## To be done
Filter the entries and keep only the lines where the string "markens" appears.

## Data shown
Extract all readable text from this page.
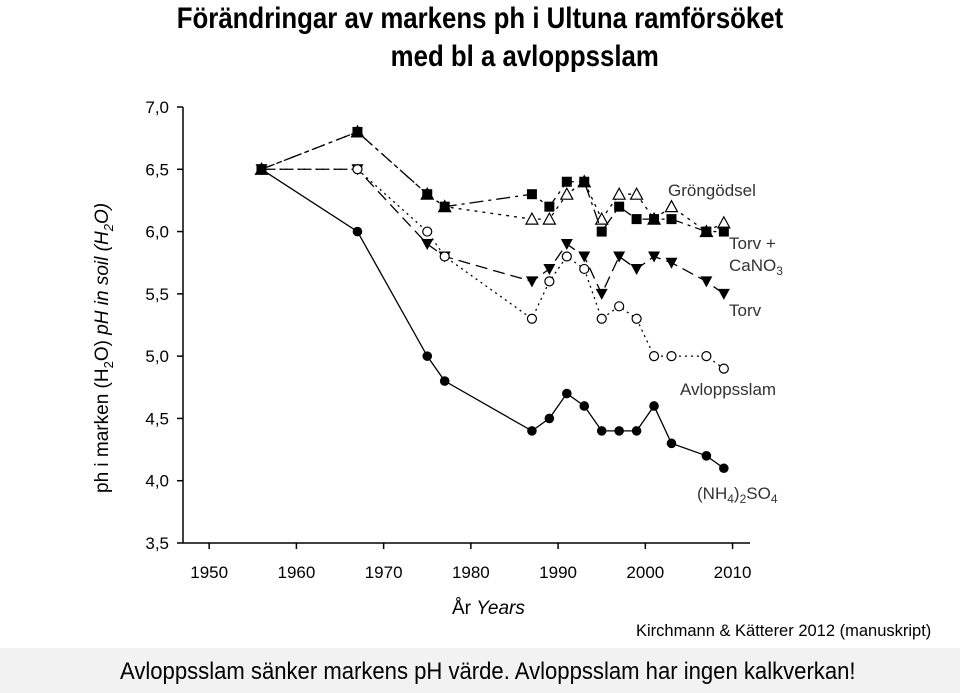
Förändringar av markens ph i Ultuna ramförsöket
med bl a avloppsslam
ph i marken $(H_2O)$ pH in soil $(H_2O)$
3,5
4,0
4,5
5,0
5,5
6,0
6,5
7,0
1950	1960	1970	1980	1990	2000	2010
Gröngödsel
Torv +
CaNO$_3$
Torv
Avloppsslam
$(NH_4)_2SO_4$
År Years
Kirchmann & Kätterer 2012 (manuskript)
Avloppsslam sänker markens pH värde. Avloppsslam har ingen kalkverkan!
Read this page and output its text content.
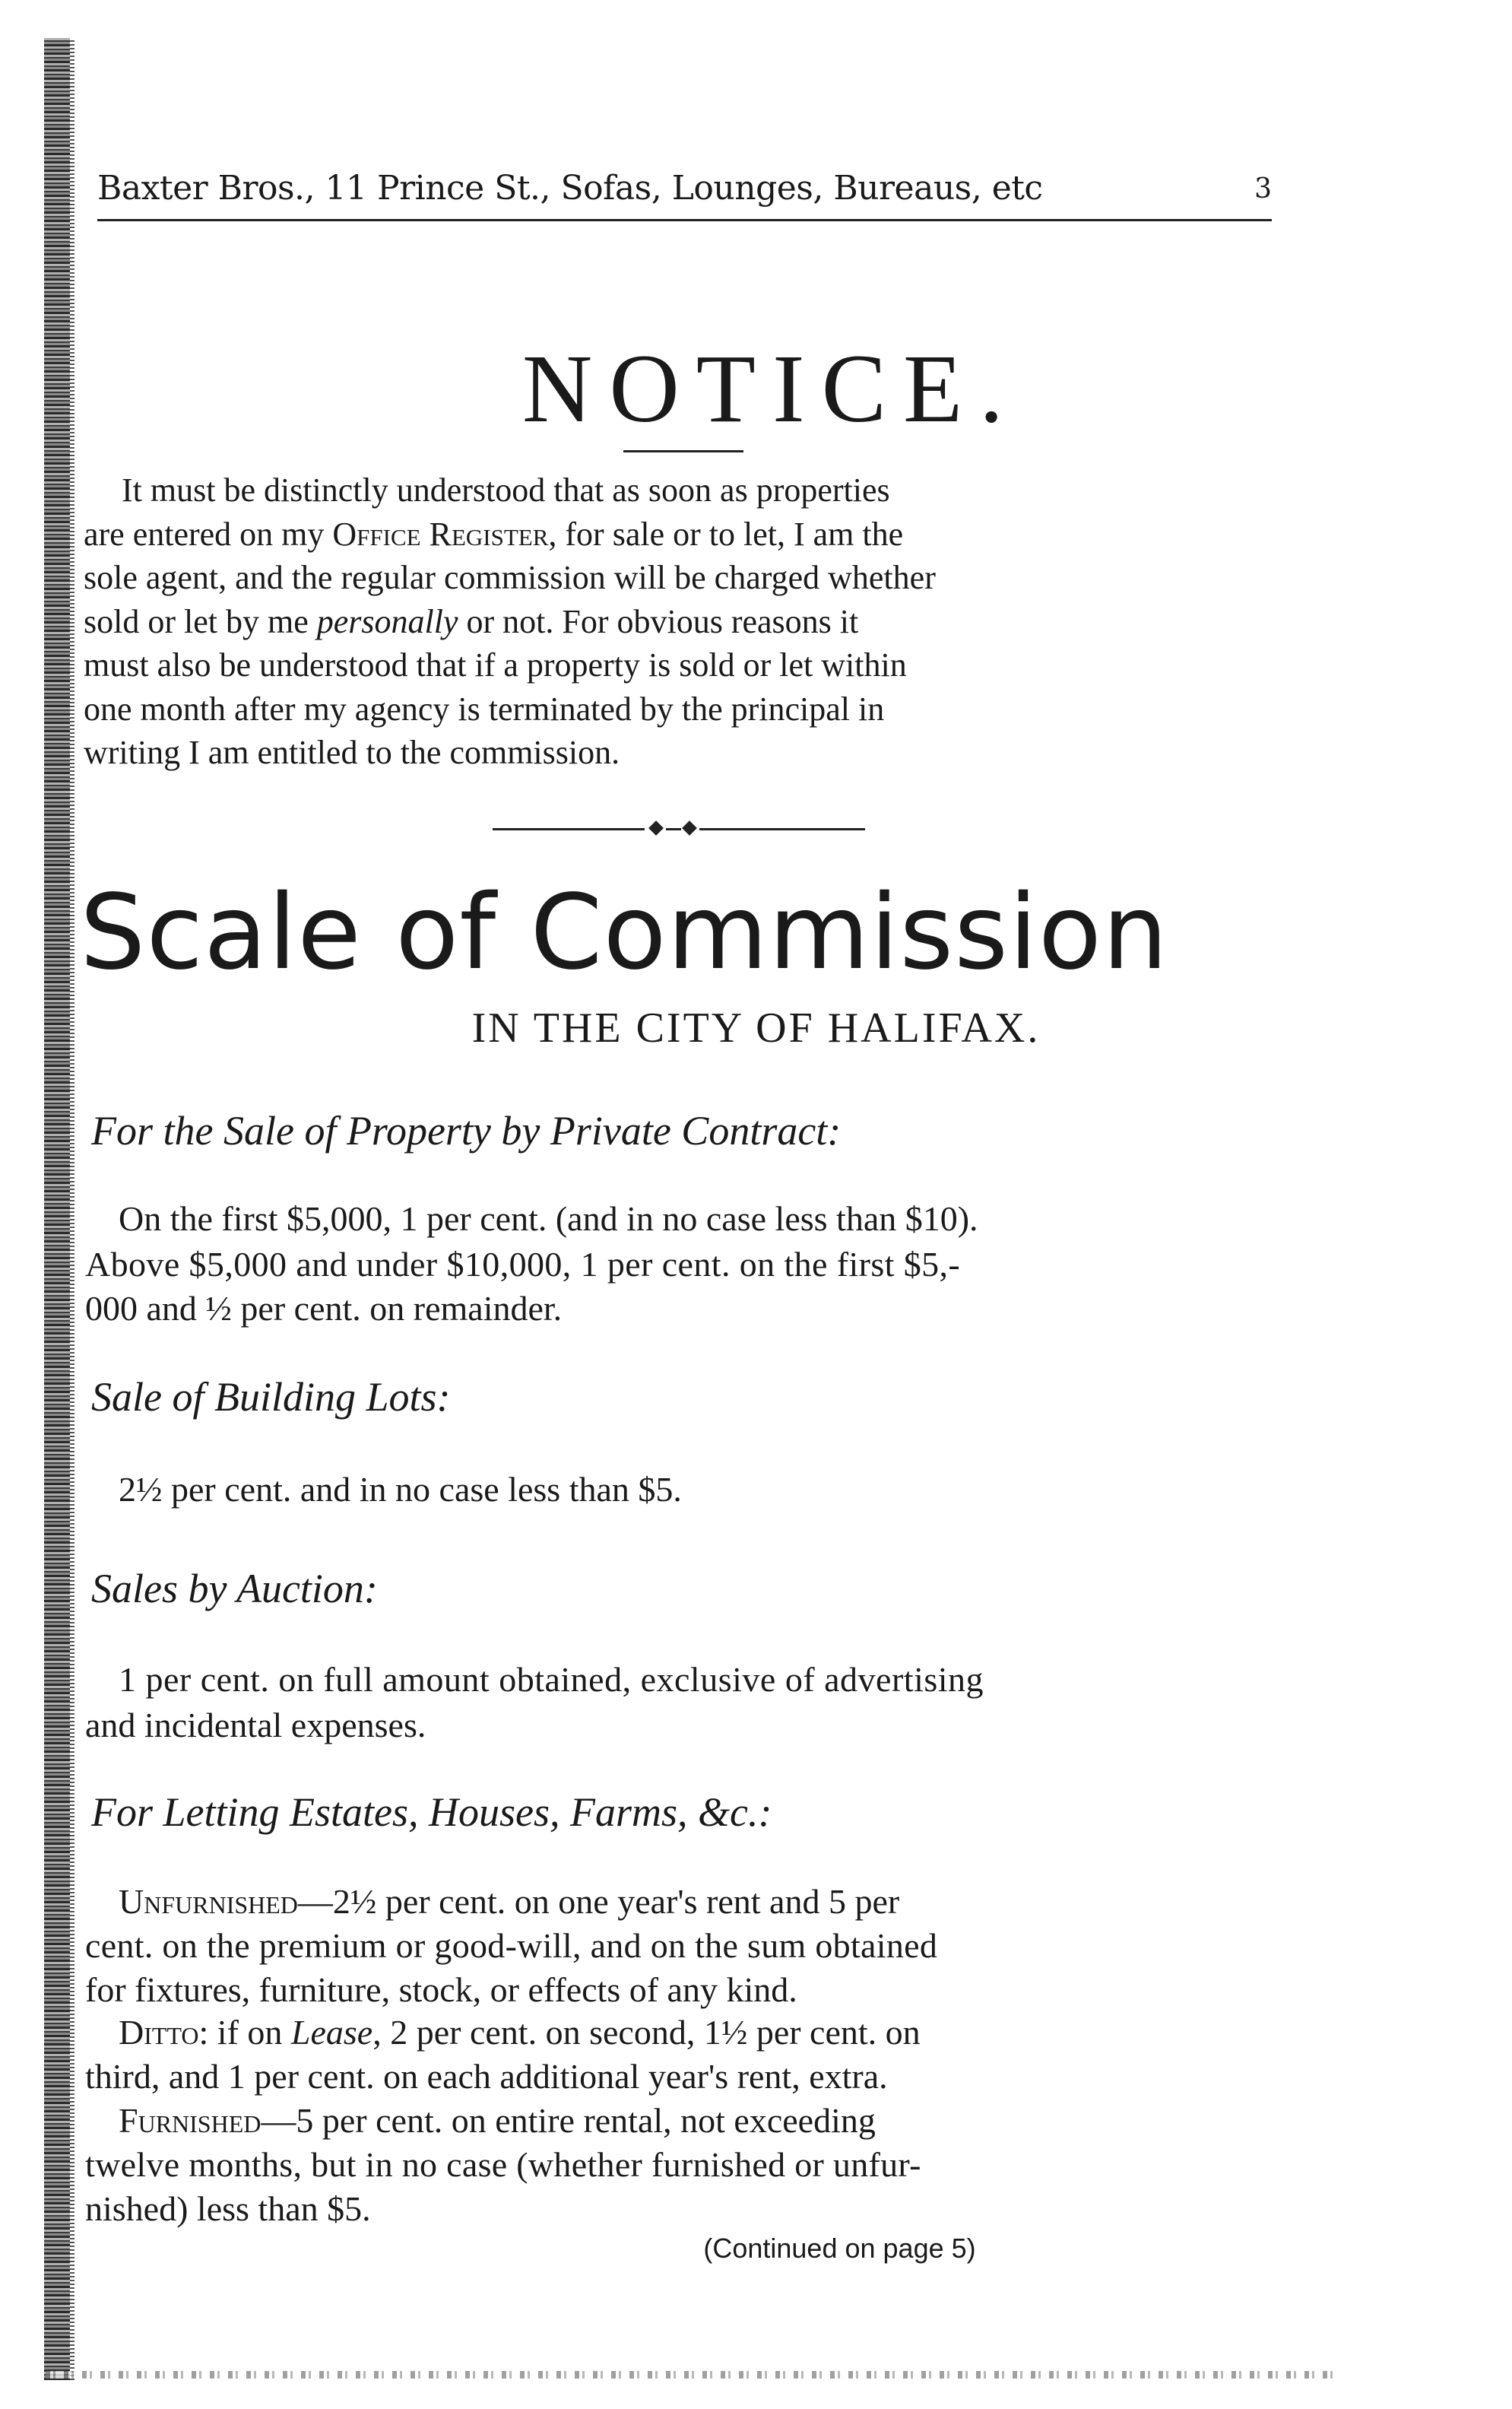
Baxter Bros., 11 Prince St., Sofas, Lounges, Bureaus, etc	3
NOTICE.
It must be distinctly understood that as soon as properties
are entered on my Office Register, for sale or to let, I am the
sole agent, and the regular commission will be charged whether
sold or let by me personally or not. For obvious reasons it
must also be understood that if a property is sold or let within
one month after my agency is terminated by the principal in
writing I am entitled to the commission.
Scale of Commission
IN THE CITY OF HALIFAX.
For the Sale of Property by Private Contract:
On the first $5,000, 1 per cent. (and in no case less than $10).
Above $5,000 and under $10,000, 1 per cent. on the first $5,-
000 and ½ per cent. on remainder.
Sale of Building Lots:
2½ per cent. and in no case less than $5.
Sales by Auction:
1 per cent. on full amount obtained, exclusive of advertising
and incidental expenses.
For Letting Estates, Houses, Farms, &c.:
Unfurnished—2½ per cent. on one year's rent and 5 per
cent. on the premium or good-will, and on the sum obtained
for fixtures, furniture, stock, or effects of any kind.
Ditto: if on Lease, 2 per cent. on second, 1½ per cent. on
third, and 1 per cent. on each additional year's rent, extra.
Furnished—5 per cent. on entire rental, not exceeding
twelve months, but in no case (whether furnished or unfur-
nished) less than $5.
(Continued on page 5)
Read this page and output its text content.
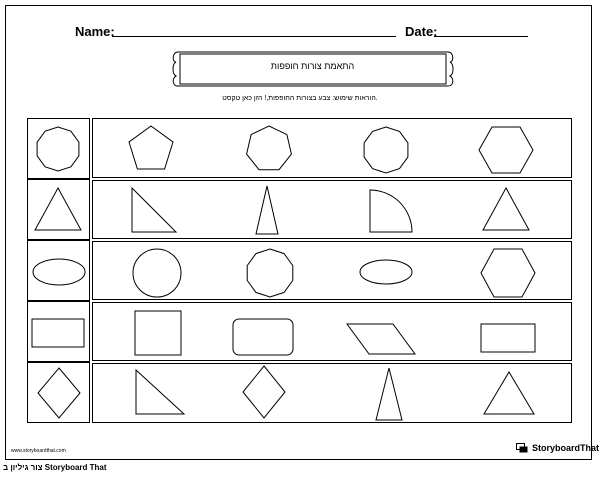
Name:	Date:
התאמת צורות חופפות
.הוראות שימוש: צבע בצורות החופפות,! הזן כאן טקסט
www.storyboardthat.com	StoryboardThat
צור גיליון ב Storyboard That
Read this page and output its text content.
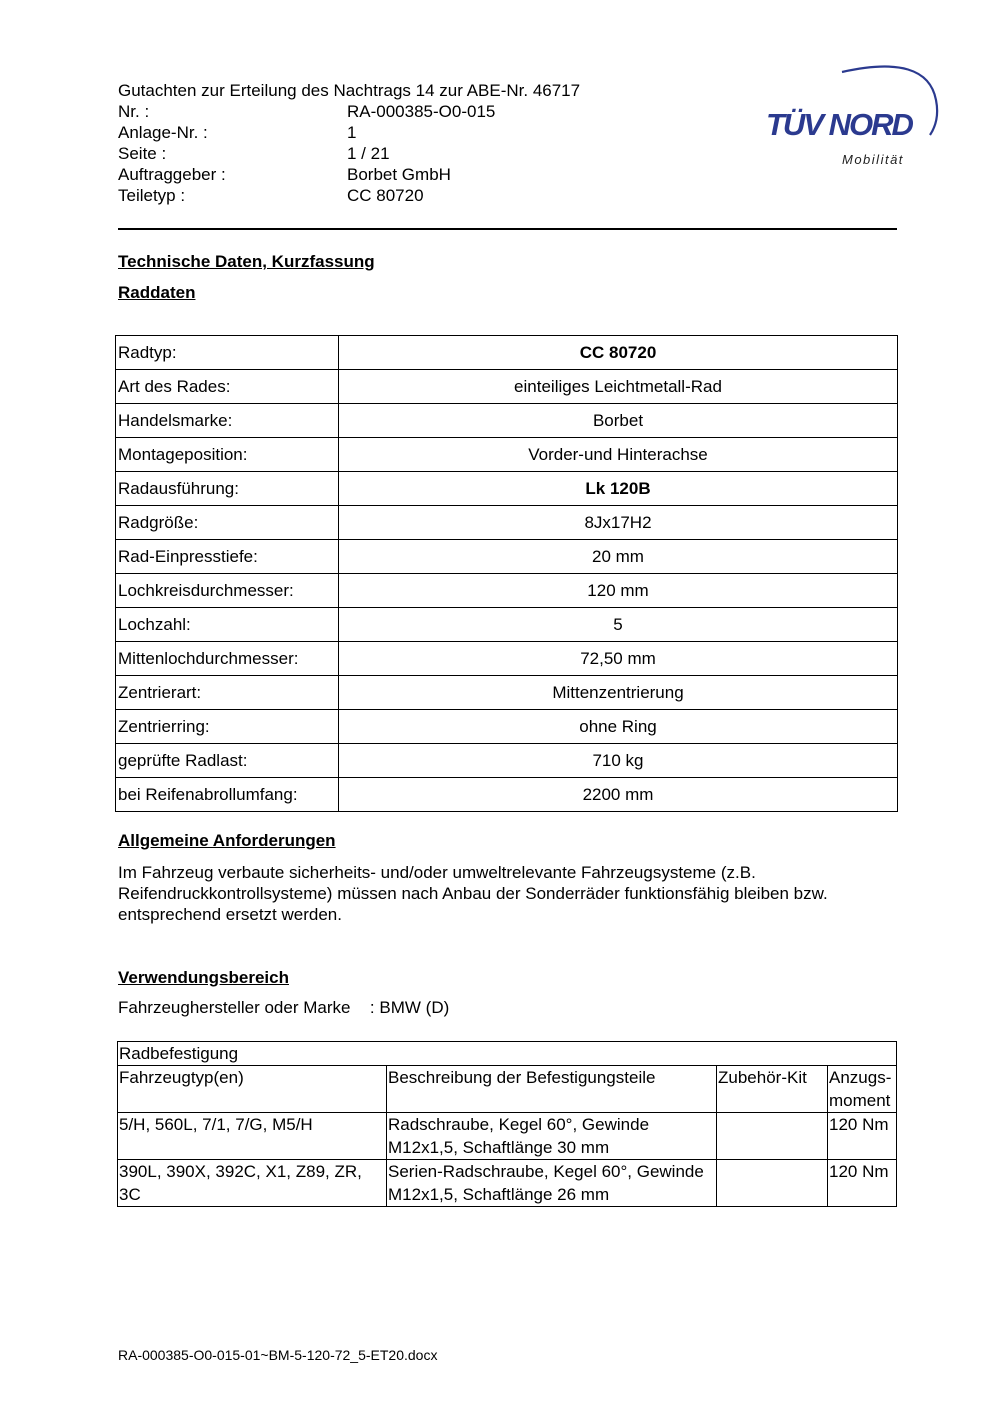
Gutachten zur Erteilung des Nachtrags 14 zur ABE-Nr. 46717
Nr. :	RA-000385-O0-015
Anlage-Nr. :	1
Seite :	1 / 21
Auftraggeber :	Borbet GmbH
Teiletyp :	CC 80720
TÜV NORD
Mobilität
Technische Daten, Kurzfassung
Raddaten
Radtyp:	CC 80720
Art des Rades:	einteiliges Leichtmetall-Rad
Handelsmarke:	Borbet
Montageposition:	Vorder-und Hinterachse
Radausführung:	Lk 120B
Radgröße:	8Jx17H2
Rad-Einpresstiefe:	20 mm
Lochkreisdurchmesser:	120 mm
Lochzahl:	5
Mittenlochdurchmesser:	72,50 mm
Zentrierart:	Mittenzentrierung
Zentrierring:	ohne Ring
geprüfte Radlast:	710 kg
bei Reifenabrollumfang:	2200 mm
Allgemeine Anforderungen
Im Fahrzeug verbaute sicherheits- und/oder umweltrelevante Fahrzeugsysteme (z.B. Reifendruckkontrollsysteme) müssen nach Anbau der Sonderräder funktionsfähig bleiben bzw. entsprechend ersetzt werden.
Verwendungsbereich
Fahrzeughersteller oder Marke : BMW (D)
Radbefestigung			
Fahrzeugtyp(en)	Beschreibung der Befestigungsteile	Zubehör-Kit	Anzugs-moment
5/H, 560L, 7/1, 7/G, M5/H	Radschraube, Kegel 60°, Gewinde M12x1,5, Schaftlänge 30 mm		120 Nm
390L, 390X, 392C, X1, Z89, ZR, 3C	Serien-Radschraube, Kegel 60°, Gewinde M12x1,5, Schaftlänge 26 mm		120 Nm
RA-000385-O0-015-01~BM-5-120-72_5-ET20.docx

## Solution below
Förändringar av markens ph i Ultuna ramförsöket
Avloppsslam sänker markens pH värde. Avloppsslam har ingen kalkverkan!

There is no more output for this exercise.